**WHAT IS NEEDED:** Quote all of the data exactly as given. Skip every picture it contains.

**RECORDED DATA:**
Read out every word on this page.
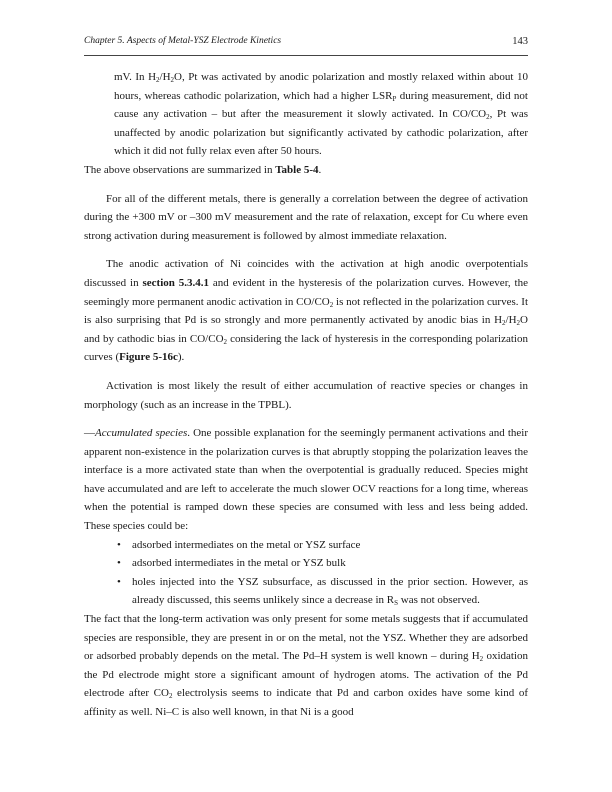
Chapter 5. Aspects of Metal-YSZ Electrode Kinetics	143

mV. In $H_2/H_2O$, Pt was activated by anodic polarization and mostly relaxed within about 10 hours, whereas cathodic polarization, which had a higher $LSR_P$ during measurement, did not cause any activation – but after the measurement it slowly activated. In $CO/CO_2$, Pt was unaffected by anodic polarization but significantly activated by cathodic polarization, after which it did not fully relax even after 50 hours.

The above observations are summarized in Table 5-4.

For all of the different metals, there is generally a correlation between the degree of activation during the +300 mV or –300 mV measurement and the rate of relaxation, except for Cu where even strong activation during measurement is followed by almost immediate relaxation.

The anodic activation of Ni coincides with the activation at high anodic overpotentials discussed in section 5.3.4.1 and evident in the hysteresis of the polarization curves. However, the seemingly more permanent anodic activation in $CO/CO_2$ is not reflected in the polarization curves. It is also surprising that Pd is so strongly and more permanently activated by anodic bias in $H_2/H_2O$ and by cathodic bias in $CO/CO_2$ considering the lack of hysteresis in the corresponding polarization curves (Figure 5-16c).

Activation is most likely the result of either accumulation of reactive species or changes in morphology (such as an increase in the TPBL).

—Accumulated species. One possible explanation for the seemingly permanent activations and their apparent non-existence in the polarization curves is that abruptly stopping the polarization leaves the interface is a more activated state than when the overpotential is gradually reduced. Species might have accumulated and are left to accelerate the much slower OCV reactions for a long time, whereas when the potential is ramped down these species are consumed with less and less being added. These species could be:

• adsorbed intermediates on the metal or YSZ surface
• adsorbed intermediates in the metal or YSZ bulk
• holes injected into the YSZ subsurface, as discussed in the prior section. However, as already discussed, this seems unlikely since a decrease in $R_S$ was not observed.

The fact that the long-term activation was only present for some metals suggests that if accumulated species are responsible, they are present in or on the metal, not the YSZ. Whether they are adsorbed or adsorbed probably depends on the metal. The Pd–H system is well known – during $H_2$ oxidation the Pd electrode might store a significant amount of hydrogen atoms. The activation of the Pd electrode after $CO_2$ electrolysis seems to indicate that Pd and carbon oxides have some kind of affinity as well. Ni–C is also well known, in that Ni is a good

**WRITTEN ANSWER:**
Read out every word on this page.
Chapter 5. Aspects of Metal-YSZ Electrode Kinetics	143

mV. In $H_2/H_2O$, Pt was activated by anodic polarization and mostly relaxed within about 10 hours, whereas cathodic polarization, which had a higher $LSR_P$ during measurement, did not cause any activation – but after the measurement it slowly activated. In $CO/CO_2$, Pt was unaffected by anodic polarization but significantly activated by cathodic polarization, after which it did not fully relax even after 50 hours.

The above observations are summarized in Table 5-4.

For all of the different metals, there is generally a correlation between the degree of activation during the +300 mV or –300 mV measurement and the rate of relaxation, except for Cu where even strong activation during measurement is followed by almost immediate relaxation.

The anodic activation of Ni coincides with the activation at high anodic overpotentials discussed in section 5.3.4.1 and evident in the hysteresis of the polarization curves. However, the seemingly more permanent anodic activation in $CO/CO_2$ is not reflected in the polarization curves. It is also surprising that Pd is so strongly and more permanently activated by anodic bias in $H_2/H_2O$ and by cathodic bias in $CO/CO_2$ considering the lack of hysteresis in the corresponding polarization curves (Figure 5-16c).

Activation is most likely the result of either accumulation of reactive species or changes in morphology (such as an increase in the TPBL).

—Accumulated species. One possible explanation for the seemingly permanent activations and their apparent non-existence in the polarization curves is that abruptly stopping the polarization leaves the interface is a more activated state than when the overpotential is gradually reduced. Species might have accumulated and are left to accelerate the much slower OCV reactions for a long time, whereas when the potential is ramped down these species are consumed with less and less being added. These species could be:

• adsorbed intermediates on the metal or YSZ surface
• adsorbed intermediates in the metal or YSZ bulk
• holes injected into the YSZ subsurface, as discussed in the prior section. However, as already discussed, this seems unlikely since a decrease in $R_S$ was not observed.

The fact that the long-term activation was only present for some metals suggests that if accumulated species are responsible, they are present in or on the metal, not the YSZ. Whether they are adsorbed or adsorbed probably depends on the metal. The Pd–H system is well known – during $H_2$ oxidation the Pd electrode might store a significant amount of hydrogen atoms. The activation of the Pd electrode after $CO_2$ electrolysis seems to indicate that Pd and carbon oxides have some kind of affinity as well. Ni–C is also well known, in that Ni is a good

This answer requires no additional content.